*Required task*. Below are records to be output exactly, every one of them.

=-=-=

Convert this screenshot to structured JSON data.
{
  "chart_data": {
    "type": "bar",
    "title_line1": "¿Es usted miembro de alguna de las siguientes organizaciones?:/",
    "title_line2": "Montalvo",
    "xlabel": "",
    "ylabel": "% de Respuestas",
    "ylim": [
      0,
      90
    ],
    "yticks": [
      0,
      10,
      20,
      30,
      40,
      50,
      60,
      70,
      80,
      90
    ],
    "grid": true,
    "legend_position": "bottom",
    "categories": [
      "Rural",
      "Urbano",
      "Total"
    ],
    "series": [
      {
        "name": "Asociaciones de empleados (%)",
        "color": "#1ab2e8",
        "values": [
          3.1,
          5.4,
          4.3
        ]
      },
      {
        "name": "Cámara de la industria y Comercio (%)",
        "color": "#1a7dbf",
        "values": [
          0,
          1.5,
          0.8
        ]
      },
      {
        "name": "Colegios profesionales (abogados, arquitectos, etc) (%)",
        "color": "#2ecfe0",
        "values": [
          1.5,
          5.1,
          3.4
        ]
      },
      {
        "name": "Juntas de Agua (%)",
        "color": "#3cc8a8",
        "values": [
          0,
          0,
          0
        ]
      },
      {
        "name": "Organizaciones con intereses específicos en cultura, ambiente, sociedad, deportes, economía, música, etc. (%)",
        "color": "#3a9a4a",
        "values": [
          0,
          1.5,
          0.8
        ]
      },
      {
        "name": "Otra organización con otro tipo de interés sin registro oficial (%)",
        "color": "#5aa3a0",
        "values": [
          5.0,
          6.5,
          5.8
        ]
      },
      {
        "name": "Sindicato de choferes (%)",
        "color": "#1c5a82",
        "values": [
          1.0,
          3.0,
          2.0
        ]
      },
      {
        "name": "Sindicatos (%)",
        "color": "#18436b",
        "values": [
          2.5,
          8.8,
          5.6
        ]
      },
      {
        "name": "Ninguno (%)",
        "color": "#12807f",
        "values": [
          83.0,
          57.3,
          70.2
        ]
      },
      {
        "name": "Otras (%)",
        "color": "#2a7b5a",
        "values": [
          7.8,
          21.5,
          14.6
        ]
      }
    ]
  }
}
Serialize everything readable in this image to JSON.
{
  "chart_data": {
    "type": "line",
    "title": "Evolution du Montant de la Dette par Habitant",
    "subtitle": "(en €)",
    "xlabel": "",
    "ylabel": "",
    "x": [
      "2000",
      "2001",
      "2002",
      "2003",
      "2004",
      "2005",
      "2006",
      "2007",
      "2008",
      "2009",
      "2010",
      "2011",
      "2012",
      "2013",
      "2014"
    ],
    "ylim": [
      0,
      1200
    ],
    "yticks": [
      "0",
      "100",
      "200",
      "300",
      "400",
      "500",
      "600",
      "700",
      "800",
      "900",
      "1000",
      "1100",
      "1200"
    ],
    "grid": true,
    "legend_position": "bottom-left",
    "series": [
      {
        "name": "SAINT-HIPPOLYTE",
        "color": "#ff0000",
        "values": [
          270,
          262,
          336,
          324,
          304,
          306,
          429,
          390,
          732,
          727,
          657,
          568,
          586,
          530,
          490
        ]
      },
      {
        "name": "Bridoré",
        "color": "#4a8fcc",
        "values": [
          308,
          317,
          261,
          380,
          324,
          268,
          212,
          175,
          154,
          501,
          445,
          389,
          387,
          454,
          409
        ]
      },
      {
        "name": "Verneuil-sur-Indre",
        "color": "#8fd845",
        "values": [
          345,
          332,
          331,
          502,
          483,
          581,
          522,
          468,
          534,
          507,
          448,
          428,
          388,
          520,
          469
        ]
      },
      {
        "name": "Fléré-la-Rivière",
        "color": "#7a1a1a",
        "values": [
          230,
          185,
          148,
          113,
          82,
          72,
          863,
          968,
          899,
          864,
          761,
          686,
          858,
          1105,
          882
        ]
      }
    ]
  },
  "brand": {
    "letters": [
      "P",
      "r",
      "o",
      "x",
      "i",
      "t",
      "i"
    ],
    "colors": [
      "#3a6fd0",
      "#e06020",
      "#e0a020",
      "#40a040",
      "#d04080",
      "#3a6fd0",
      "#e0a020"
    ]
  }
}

=-=-=

*Response to the exercise*.
Convert this screenshot to structured JSON data.
{
  "chart_data": {
    "type": "bar",
    "title_line1": "¿Es usted miembro de alguna de las siguientes organizaciones?:/",
    "title_line2": "Montalvo",
    "xlabel": "",
    "ylabel": "% de Respuestas",
    "ylim": [
      0,
      90
    ],
    "yticks": [
      0,
      10,
      20,
      30,
      40,
      50,
      60,
      70,
      80,
      90
    ],
    "grid": true,
    "legend_position": "bottom",
    "categories": [
      "Rural",
      "Urbano",
      "Total"
    ],
    "series": [
      {
        "name": "Asociaciones de empleados (%)",
        "color": "#1ab2e8",
        "values": [
          3.1,
          5.4,
          4.3
        ]
      },
      {
        "name": "Cámara de la industria y Comercio (%)",
        "color": "#1a7dbf",
        "values": [
          0,
          1.5,
          0.8
        ]
      },
      {
        "name": "Colegios profesionales (abogados, arquitectos, etc) (%)",
        "color": "#2ecfe0",
        "values": [
          1.5,
          5.1,
          3.4
        ]
      },
      {
        "name": "Juntas de Agua (%)",
        "color": "#3cc8a8",
        "values": [
          0,
          0,
          0
        ]
      },
      {
        "name": "Organizaciones con intereses específicos en cultura, ambiente, sociedad, deportes, economía, música, etc. (%)",
        "color": "#3a9a4a",
        "values": [
          0,
          1.5,
          0.8
        ]
      },
      {
        "name": "Otra organización con otro tipo de interés sin registro oficial (%)",
        "color": "#5aa3a0",
        "values": [
          5.0,
          6.5,
          5.8
        ]
      },
      {
        "name": "Sindicato de choferes (%)",
        "color": "#1c5a82",
        "values": [
          1.0,
          3.0,
          2.0
        ]
      },
      {
        "name": "Sindicatos (%)",
        "color": "#18436b",
        "values": [
          2.5,
          8.8,
          5.6
        ]
      },
      {
        "name": "Ninguno (%)",
        "color": "#12807f",
        "values": [
          83.0,
          57.3,
          70.2
        ]
      },
      {
        "name": "Otras (%)",
        "color": "#2a7b5a",
        "values": [
          7.8,
          21.5,
          14.6
        ]
      }
    ]
  }
}
Serialize everything readable in this image to JSON.
{
  "chart_data": {
    "type": "line",
    "title": "Evolution du Montant de la Dette par Habitant",
    "subtitle": "(en €)",
    "xlabel": "",
    "ylabel": "",
    "x": [
      "2000",
      "2001",
      "2002",
      "2003",
      "2004",
      "2005",
      "2006",
      "2007",
      "2008",
      "2009",
      "2010",
      "2011",
      "2012",
      "2013",
      "2014"
    ],
    "ylim": [
      0,
      1200
    ],
    "yticks": [
      "0",
      "100",
      "200",
      "300",
      "400",
      "500",
      "600",
      "700",
      "800",
      "900",
      "1000",
      "1100",
      "1200"
    ],
    "grid": true,
    "legend_position": "bottom-left",
    "series": [
      {
        "name": "SAINT-HIPPOLYTE",
        "color": "#ff0000",
        "values": [
          270,
          262,
          336,
          324,
          304,
          306,
          429,
          390,
          732,
          727,
          657,
          568,
          586,
          530,
          490
        ]
      },
      {
        "name": "Bridoré",
        "color": "#4a8fcc",
        "values": [
          308,
          317,
          261,
          380,
          324,
          268,
          212,
          175,
          154,
          501,
          445,
          389,
          387,
          454,
          409
        ]
      },
      {
        "name": "Verneuil-sur-Indre",
        "color": "#8fd845",
        "values": [
          345,
          332,
          331,
          502,
          483,
          581,
          522,
          468,
          534,
          507,
          448,
          428,
          388,
          520,
          469
        ]
      },
      {
        "name": "Fléré-la-Rivière",
        "color": "#7a1a1a",
        "values": [
          230,
          185,
          148,
          113,
          82,
          72,
          863,
          968,
          899,
          864,
          761,
          686,
          858,
          1105,
          882
        ]
      }
    ]
  },
  "brand": {
    "letters": [
      "P",
      "r",
      "o",
      "x",
      "i",
      "t",
      "i"
    ],
    "colors": [
      "#3a6fd0",
      "#e06020",
      "#e0a020",
      "#40a040",
      "#d04080",
      "#3a6fd0",
      "#e0a020"
    ]
  }
}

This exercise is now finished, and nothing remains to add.